[Your goal] Find the word "može" in the material below and gather every line that contains it.

[Materials provided]
——

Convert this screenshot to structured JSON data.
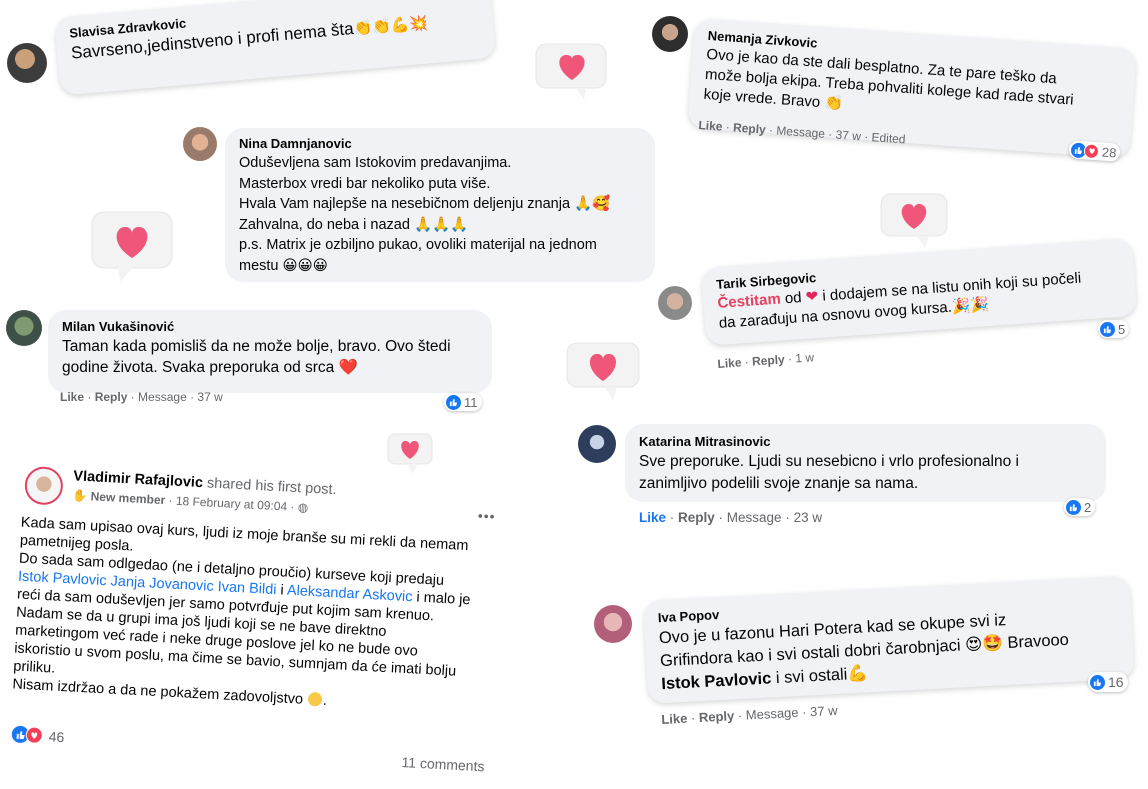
{
  "comments": [
    {
      "name": "Slavisa Zdravkovic",
      "text": "Savrseno,jedinstveno i profi nema šta",
      "emoji": "👏👏💪💥"
    },
    {
      "name": "Nina Damnjanovic",
      "lines": [
        "Oduševljena sam Istokovim predavanjima.",
        "Masterbox vredi bar nekoliko puta više.",
        "Hvala Vam najlepše na nesebičnom deljenju znanja",
        "Zahvalna, do neba i nazad",
        "p.s. Matrix je ozbiljno pukao, ovoliki materijal na jednom",
        "mestu"
      ],
      "emoji_line3": "🙏🥰",
      "emoji_line4": "🙏🙏🙏",
      "emoji_line6": "😀😀😀"
    },
    {
      "name": "Milan Vukašinović",
      "lines": [
        "Taman kada pomisliš da ne može bolje, bravo. Ovo štedi",
        "godine života. Svaka preporuka od srca"
      ],
      "emoji": "❤️",
      "meta": {
        "like": "Like",
        "reply": "Reply",
        "message": "Message",
        "time": "37 w"
      },
      "reactions": "11"
    },
    {
      "name": "Nemanja Zivkovic",
      "lines": [
        "Ovo je kao da ste dali besplatno. Za te pare teško da",
        "može bolja ekipa. Treba pohvaliti kolege kad rade stvari",
        "koje vrede. Bravo"
      ],
      "emoji": "👏",
      "meta": {
        "like": "Like",
        "reply": "Reply",
        "message": "Message",
        "time": "37 w",
        "edited": "Edited"
      },
      "reactions": "28"
    },
    {
      "name": "Tarik Sirbegovic",
      "highlight": "Čestitam",
      "text_a": " od ",
      "text_b": " i dodajem se na listu onih koji su počeli",
      "line2": "da zarađuju na osnovu ovog kursa.",
      "emoji": "🎉🎉",
      "meta": {
        "like": "Like",
        "reply": "Reply",
        "time": "1 w"
      },
      "reactions": "5"
    },
    {
      "name": "Katarina Mitrasinovic",
      "lines": [
        "Sve preporuke. Ljudi su nesebicno i vrlo profesionalno i",
        "zanimljivo podelili svoje znanje sa nama."
      ],
      "meta": {
        "like": "Like",
        "reply": "Reply",
        "message": "Message",
        "time": "23 w"
      },
      "reactions": "2"
    },
    {
      "name": "Iva Popov",
      "line1": "Ovo je u fazonu Hari Potera kad se okupe svi iz",
      "line2a": "Grifindora kao i svi ostali dobri čarobnjaci",
      "line2emoji": "😍🤩",
      "line2b": " Bravooo",
      "mention": "Istok Pavlovic",
      "line3b": " i svi ostali",
      "line3emoji": "💪",
      "meta": {
        "like": "Like",
        "reply": "Reply",
        "message": "Message",
        "time": "37 w"
      },
      "reactions": "16"
    }
  ],
  "post": {
    "author": "Vladimir Rafajlovic",
    "action": " shared his first post.",
    "badge": "New member",
    "date": " · 18 February at 09:04 · ",
    "more": "•••",
    "paragraph1": [
      "Kada sam upisao ovaj kurs, ljudi iz moje branše su mi rekli da nemam",
      "pametnijeg posla."
    ],
    "p2_line1": "Do sada sam odlgedao (ne i detaljno proučio) kurseve koji predaju",
    "p2_link1": "Istok Pavlovic",
    "p2_link2": "Janja Jovanovic",
    "p2_link3": "Ivan Bildi",
    "p2_and": " i ",
    "p2_link4": "Aleksandar Askovic",
    "p2_after": " i malo je",
    "p2_rest": [
      "reći da sam oduševljen jer samo potvrđuje put kojim sam krenuo.",
      "Nadam se da u grupi ima još ljudi koji se ne bave direktno",
      "marketingom već rade i neke druge poslove jel ko ne bude ovo",
      "iskoristio u svom poslu, ma čime se bavio, sumnjam da će imati bolju",
      "priliku."
    ],
    "last_line": "Nisam izdržao a da ne pokažem zadovoljstvo",
    "reactions": "46",
    "comments": "11 comments"
  }
}
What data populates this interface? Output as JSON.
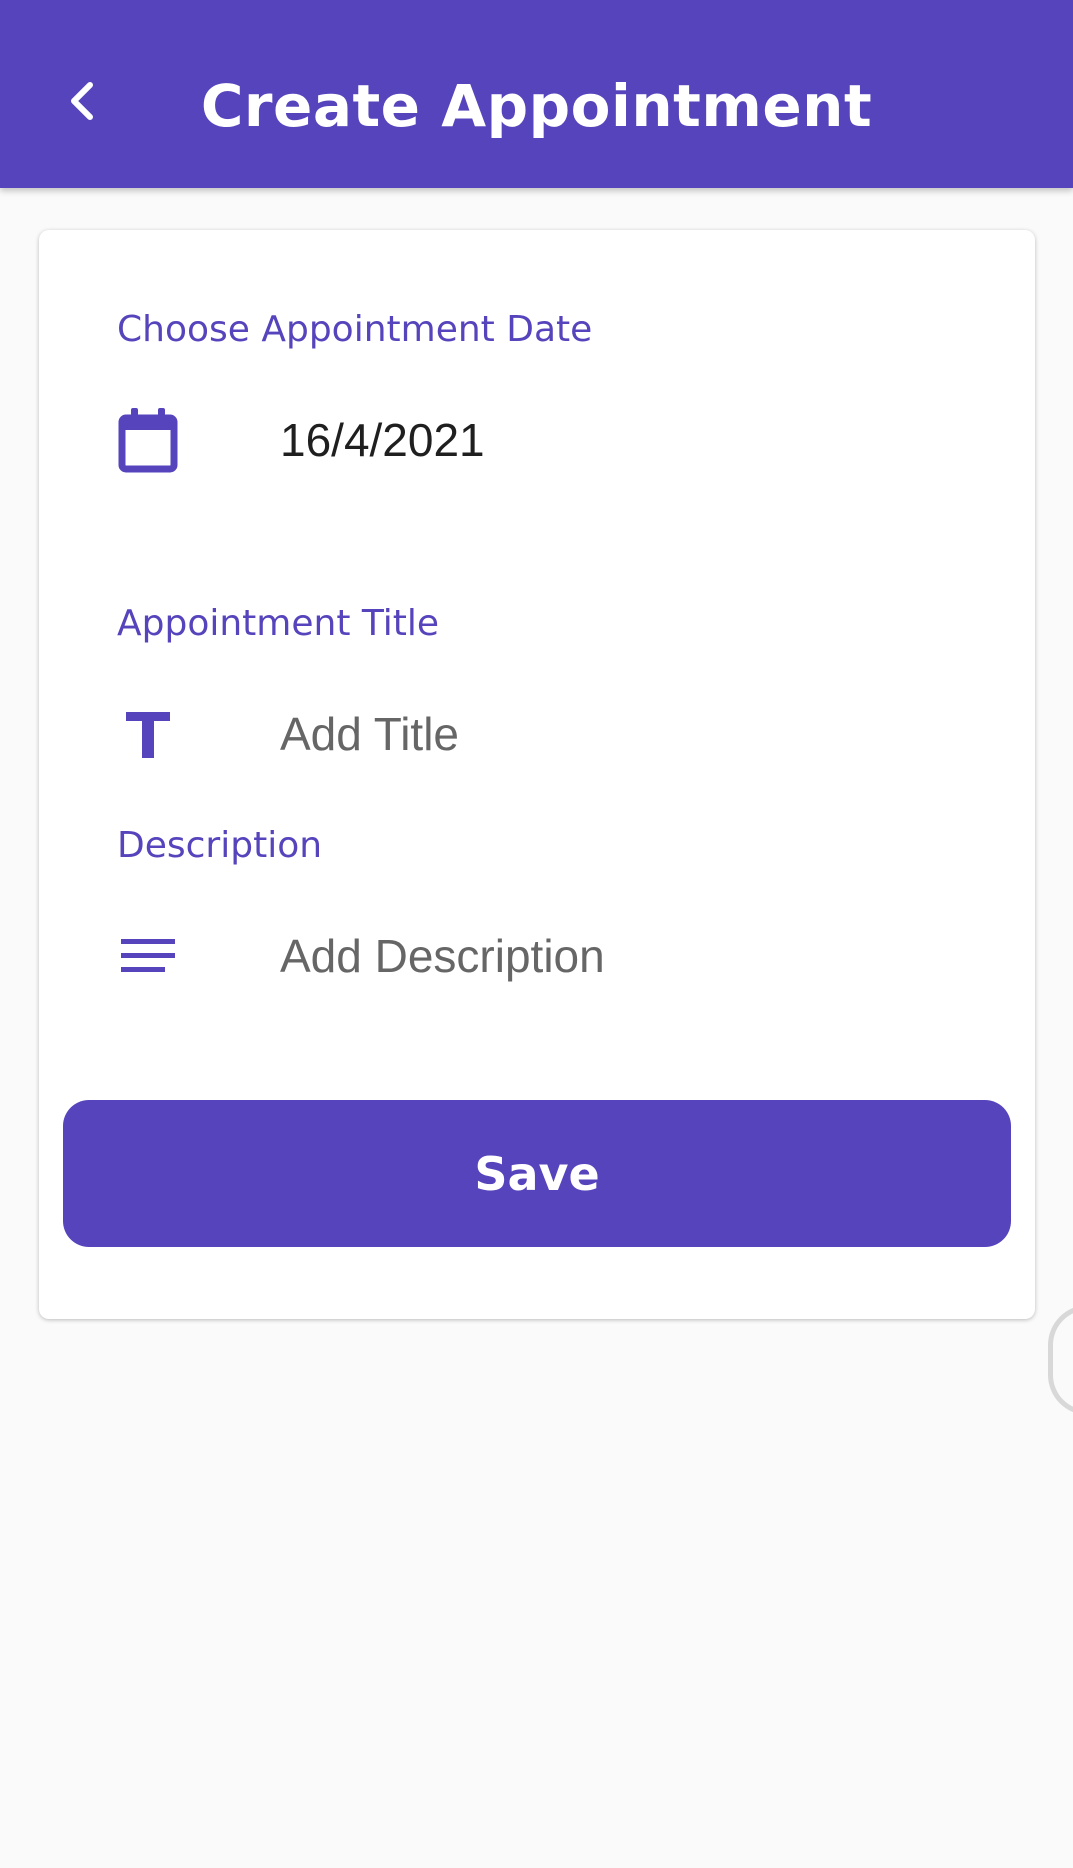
{
  "app_bar": {
    "title": "Create Appointment",
    "back_icon": "chevron-left-icon",
    "color": "#5644bc"
  },
  "form": {
    "date": {
      "label": "Choose Appointment Date",
      "icon": "calendar-icon",
      "value": "16/4/2021"
    },
    "title": {
      "label": "Appointment Title",
      "icon": "text-title-icon",
      "placeholder": "Add Title",
      "value": ""
    },
    "description": {
      "label": "Description",
      "icon": "notes-lines-icon",
      "placeholder": "Add Description",
      "value": ""
    },
    "save_label": "Save"
  },
  "colors": {
    "accent": "#5644bc",
    "background": "#fafafa",
    "card": "#ffffff",
    "placeholder": "#666666"
  }
}
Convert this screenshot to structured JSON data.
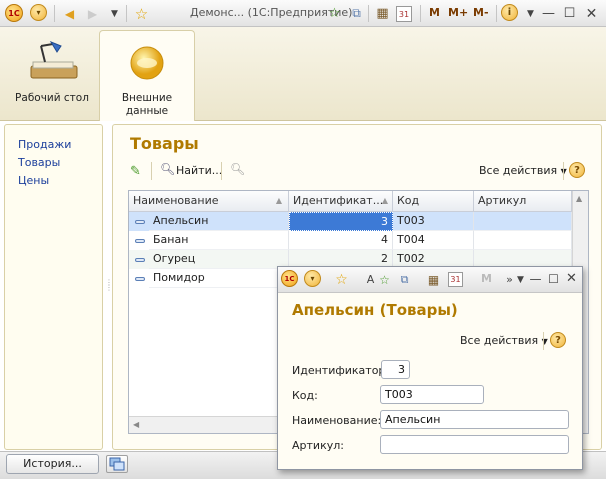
{
  "window": {
    "title": "Демонс... (1С:Предприятие)",
    "logo": "1С",
    "mem_buttons": [
      "M",
      "M+",
      "M-"
    ]
  },
  "sections": [
    {
      "label": "Рабочий стол",
      "icon": "desk-lamp-icon"
    },
    {
      "label": "Внешние данные",
      "icon": "external-data-icon"
    }
  ],
  "nav": {
    "items": [
      "Продажи",
      "Товары",
      "Цены"
    ]
  },
  "page": {
    "title": "Товары",
    "find_label": "Найти...",
    "all_actions": "Все действия",
    "help": "?"
  },
  "table": {
    "columns": [
      "Наименование",
      "Идентификат...",
      "Код",
      "Артикул"
    ],
    "rows": [
      {
        "name": "Апельсин",
        "id": "3",
        "code": "Т003",
        "article": ""
      },
      {
        "name": "Банан",
        "id": "4",
        "code": "Т004",
        "article": ""
      },
      {
        "name": "Огурец",
        "id": "2",
        "code": "Т002",
        "article": ""
      },
      {
        "name": "Помидор",
        "id": "",
        "code": "",
        "article": ""
      }
    ]
  },
  "bottom": {
    "history_label": "История..."
  },
  "popup": {
    "title": "Апельсин (Товары)",
    "all_actions": "Все действия",
    "help": "?",
    "fields": {
      "id_label": "Идентификатор:",
      "id_value": "3",
      "code_label": "Код:",
      "code_value": "Т003",
      "name_label": "Наименование:",
      "name_value": "Апельсин",
      "article_label": "Артикул:",
      "article_value": ""
    }
  },
  "colors": {
    "accent_title": "#b07a00",
    "selected_row": "#cfe2fb",
    "nav_link": "#1c3f9c"
  }
}
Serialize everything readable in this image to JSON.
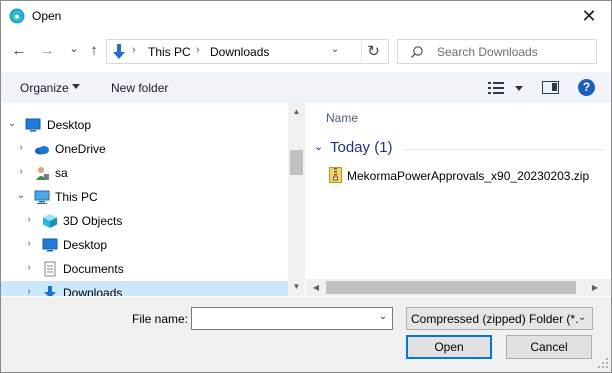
{
  "window": {
    "title": "Open",
    "close_glyph": "✕"
  },
  "nav": {
    "back_glyph": "←",
    "forward_glyph": "→",
    "recent_glyph": "⌄",
    "up_glyph": "↑"
  },
  "address": {
    "crumbs": [
      "This PC",
      "Downloads"
    ],
    "separator": "›",
    "dropdown_glyph": "⌄",
    "refresh_glyph": "↻"
  },
  "search": {
    "placeholder": "Search Downloads"
  },
  "toolbar": {
    "organize_label": "Organize",
    "new_folder_label": "New folder",
    "help_glyph": "?"
  },
  "tree": {
    "items": [
      {
        "label": "Desktop",
        "chevron": "⌄",
        "icon": "desktop-blue-icon"
      },
      {
        "label": "OneDrive",
        "chevron": "›",
        "icon": "onedrive-cloud-icon"
      },
      {
        "label": "sa",
        "chevron": "›",
        "icon": "user-icon"
      },
      {
        "label": "This PC",
        "chevron": "⌄",
        "icon": "computer-icon"
      },
      {
        "label": "3D Objects",
        "chevron": "›",
        "icon": "cube-icon"
      },
      {
        "label": "Desktop",
        "chevron": "›",
        "icon": "desktop-icon"
      },
      {
        "label": "Documents",
        "chevron": "›",
        "icon": "document-icon"
      },
      {
        "label": "Downloads",
        "chevron": "›",
        "icon": "download-arrow-icon"
      }
    ]
  },
  "scrollbar": {
    "up_glyph": "▲",
    "down_glyph": "▼",
    "left_glyph": "◀",
    "right_glyph": "▶"
  },
  "list": {
    "column_name": "Name",
    "group_chevron": "⌄",
    "group_label": "Today (1)",
    "files": [
      {
        "name": "MekormaPowerApprovals_x90_20230203.zip",
        "icon": "zip-folder-icon"
      }
    ]
  },
  "footer": {
    "file_name_label": "File name:",
    "file_name_value": "",
    "file_name_drop": "⌄",
    "file_type_value": "Compressed (zipped) Folder (*.",
    "file_type_drop": "⌄",
    "open_label": "Open",
    "cancel_label": "Cancel"
  },
  "colors": {
    "accent": "#0078d7",
    "selected_row": "#cce8ff",
    "group_header": "#1e3287",
    "command_bar": "#f0f4f9"
  }
}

——

[Output of the task]
        "Taman kada pomisliš da ne može bolje, bravo. Ovo štedi",
        "može bolja ekipa. Treba pohvaliti kolege kad rade stvari",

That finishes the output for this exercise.